TASK GOAL -
Could you retype all of the material below line for line, keeping every character unchanged?

DATASET ENTRIES -
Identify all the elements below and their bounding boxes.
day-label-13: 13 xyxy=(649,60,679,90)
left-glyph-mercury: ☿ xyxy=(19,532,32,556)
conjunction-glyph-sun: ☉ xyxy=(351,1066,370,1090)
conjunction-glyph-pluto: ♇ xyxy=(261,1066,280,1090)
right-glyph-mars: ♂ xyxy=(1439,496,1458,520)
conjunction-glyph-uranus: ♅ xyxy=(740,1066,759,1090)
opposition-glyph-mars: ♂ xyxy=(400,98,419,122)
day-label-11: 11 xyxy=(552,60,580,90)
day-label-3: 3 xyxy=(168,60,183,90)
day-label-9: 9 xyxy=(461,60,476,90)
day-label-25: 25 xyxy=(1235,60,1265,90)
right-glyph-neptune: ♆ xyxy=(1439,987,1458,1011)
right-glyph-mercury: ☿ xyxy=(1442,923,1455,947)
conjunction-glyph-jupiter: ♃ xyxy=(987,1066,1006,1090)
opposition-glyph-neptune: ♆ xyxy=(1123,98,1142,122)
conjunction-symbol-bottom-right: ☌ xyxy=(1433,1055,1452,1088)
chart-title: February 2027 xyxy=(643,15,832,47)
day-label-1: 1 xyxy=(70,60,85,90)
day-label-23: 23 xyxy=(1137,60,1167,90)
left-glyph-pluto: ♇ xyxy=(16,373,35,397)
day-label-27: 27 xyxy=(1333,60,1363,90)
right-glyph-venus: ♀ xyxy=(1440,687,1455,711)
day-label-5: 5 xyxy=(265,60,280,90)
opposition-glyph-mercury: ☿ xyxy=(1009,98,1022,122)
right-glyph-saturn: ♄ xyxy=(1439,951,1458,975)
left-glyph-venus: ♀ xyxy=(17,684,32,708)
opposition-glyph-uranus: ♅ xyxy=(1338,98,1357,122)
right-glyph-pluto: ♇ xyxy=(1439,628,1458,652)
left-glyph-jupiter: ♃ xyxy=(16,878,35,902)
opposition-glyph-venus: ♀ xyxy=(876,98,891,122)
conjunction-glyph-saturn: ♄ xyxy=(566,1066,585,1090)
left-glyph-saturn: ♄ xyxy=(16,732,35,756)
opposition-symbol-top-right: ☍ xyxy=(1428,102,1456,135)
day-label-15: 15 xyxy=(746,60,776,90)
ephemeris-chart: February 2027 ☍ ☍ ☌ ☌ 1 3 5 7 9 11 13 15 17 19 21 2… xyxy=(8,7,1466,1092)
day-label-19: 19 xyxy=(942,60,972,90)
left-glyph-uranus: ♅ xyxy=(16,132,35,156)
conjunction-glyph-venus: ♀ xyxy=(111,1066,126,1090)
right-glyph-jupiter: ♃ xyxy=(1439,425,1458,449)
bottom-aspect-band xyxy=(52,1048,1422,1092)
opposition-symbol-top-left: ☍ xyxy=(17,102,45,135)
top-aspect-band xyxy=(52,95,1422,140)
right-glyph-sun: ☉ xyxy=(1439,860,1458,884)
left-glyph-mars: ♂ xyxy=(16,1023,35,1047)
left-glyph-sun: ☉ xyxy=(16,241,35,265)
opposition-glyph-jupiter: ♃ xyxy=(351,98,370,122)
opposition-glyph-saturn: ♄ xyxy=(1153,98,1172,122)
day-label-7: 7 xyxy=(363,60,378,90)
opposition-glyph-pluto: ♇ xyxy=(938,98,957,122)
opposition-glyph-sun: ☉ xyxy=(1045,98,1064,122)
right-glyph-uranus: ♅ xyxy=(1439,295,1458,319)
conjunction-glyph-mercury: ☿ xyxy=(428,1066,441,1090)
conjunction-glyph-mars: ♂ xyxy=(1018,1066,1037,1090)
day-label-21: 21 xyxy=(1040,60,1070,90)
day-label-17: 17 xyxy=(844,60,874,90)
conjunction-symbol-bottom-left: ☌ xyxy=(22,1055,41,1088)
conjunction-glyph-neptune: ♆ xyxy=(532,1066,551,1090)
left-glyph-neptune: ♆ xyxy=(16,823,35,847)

RESULT OF THE EXERCISE -
Identify all the elements below and their bounding boxes.
day-label-13: 13 xyxy=(649,60,679,90)
left-glyph-mercury: ☿ xyxy=(19,532,32,556)
conjunction-glyph-sun: ☉ xyxy=(351,1066,370,1090)
conjunction-glyph-pluto: ♇ xyxy=(261,1066,280,1090)
right-glyph-mars: ♂ xyxy=(1439,496,1458,520)
conjunction-glyph-uranus: ♅ xyxy=(740,1066,759,1090)
opposition-glyph-mars: ♂ xyxy=(400,98,419,122)
day-label-11: 11 xyxy=(552,60,580,90)
day-label-3: 3 xyxy=(168,60,183,90)
day-label-9: 9 xyxy=(461,60,476,90)
day-label-25: 25 xyxy=(1235,60,1265,90)
right-glyph-neptune: ♆ xyxy=(1439,987,1458,1011)
right-glyph-mercury: ☿ xyxy=(1442,923,1455,947)
conjunction-glyph-jupiter: ♃ xyxy=(987,1066,1006,1090)
opposition-glyph-neptune: ♆ xyxy=(1123,98,1142,122)
conjunction-symbol-bottom-right: ☌ xyxy=(1433,1055,1452,1088)
chart-title: February 2027 xyxy=(643,15,832,47)
day-label-1: 1 xyxy=(70,60,85,90)
day-label-23: 23 xyxy=(1137,60,1167,90)
left-glyph-pluto: ♇ xyxy=(16,373,35,397)
day-label-27: 27 xyxy=(1333,60,1363,90)
right-glyph-venus: ♀ xyxy=(1440,687,1455,711)
day-label-5: 5 xyxy=(265,60,280,90)
opposition-glyph-mercury: ☿ xyxy=(1009,98,1022,122)
right-glyph-saturn: ♄ xyxy=(1439,951,1458,975)
left-glyph-venus: ♀ xyxy=(17,684,32,708)
opposition-glyph-uranus: ♅ xyxy=(1338,98,1357,122)
right-glyph-pluto: ♇ xyxy=(1439,628,1458,652)
left-glyph-jupiter: ♃ xyxy=(16,878,35,902)
opposition-glyph-venus: ♀ xyxy=(876,98,891,122)
conjunction-glyph-saturn: ♄ xyxy=(566,1066,585,1090)
left-glyph-saturn: ♄ xyxy=(16,732,35,756)
opposition-symbol-top-right: ☍ xyxy=(1428,102,1456,135)
day-label-15: 15 xyxy=(746,60,776,90)
ephemeris-chart: February 2027 ☍ ☍ ☌ ☌ 1 3 5 7 9 11 13 15 17 19 21 2… xyxy=(8,7,1466,1092)
day-label-19: 19 xyxy=(942,60,972,90)
left-glyph-uranus: ♅ xyxy=(16,132,35,156)
conjunction-glyph-venus: ♀ xyxy=(111,1066,126,1090)
right-glyph-jupiter: ♃ xyxy=(1439,425,1458,449)
bottom-aspect-band xyxy=(52,1048,1422,1092)
opposition-symbol-top-left: ☍ xyxy=(17,102,45,135)
top-aspect-band xyxy=(52,95,1422,140)
right-glyph-sun: ☉ xyxy=(1439,860,1458,884)
left-glyph-mars: ♂ xyxy=(16,1023,35,1047)
left-glyph-sun: ☉ xyxy=(16,241,35,265)
opposition-glyph-jupiter: ♃ xyxy=(351,98,370,122)
opposition-glyph-saturn: ♄ xyxy=(1153,98,1172,122)
day-label-7: 7 xyxy=(363,60,378,90)
opposition-glyph-pluto: ♇ xyxy=(938,98,957,122)
opposition-glyph-sun: ☉ xyxy=(1045,98,1064,122)
right-glyph-uranus: ♅ xyxy=(1439,295,1458,319)
conjunction-glyph-mercury: ☿ xyxy=(428,1066,441,1090)
conjunction-glyph-mars: ♂ xyxy=(1018,1066,1037,1090)
day-label-21: 21 xyxy=(1040,60,1070,90)
day-label-17: 17 xyxy=(844,60,874,90)
conjunction-symbol-bottom-left: ☌ xyxy=(22,1055,41,1088)
conjunction-glyph-neptune: ♆ xyxy=(532,1066,551,1090)
left-glyph-neptune: ♆ xyxy=(16,823,35,847)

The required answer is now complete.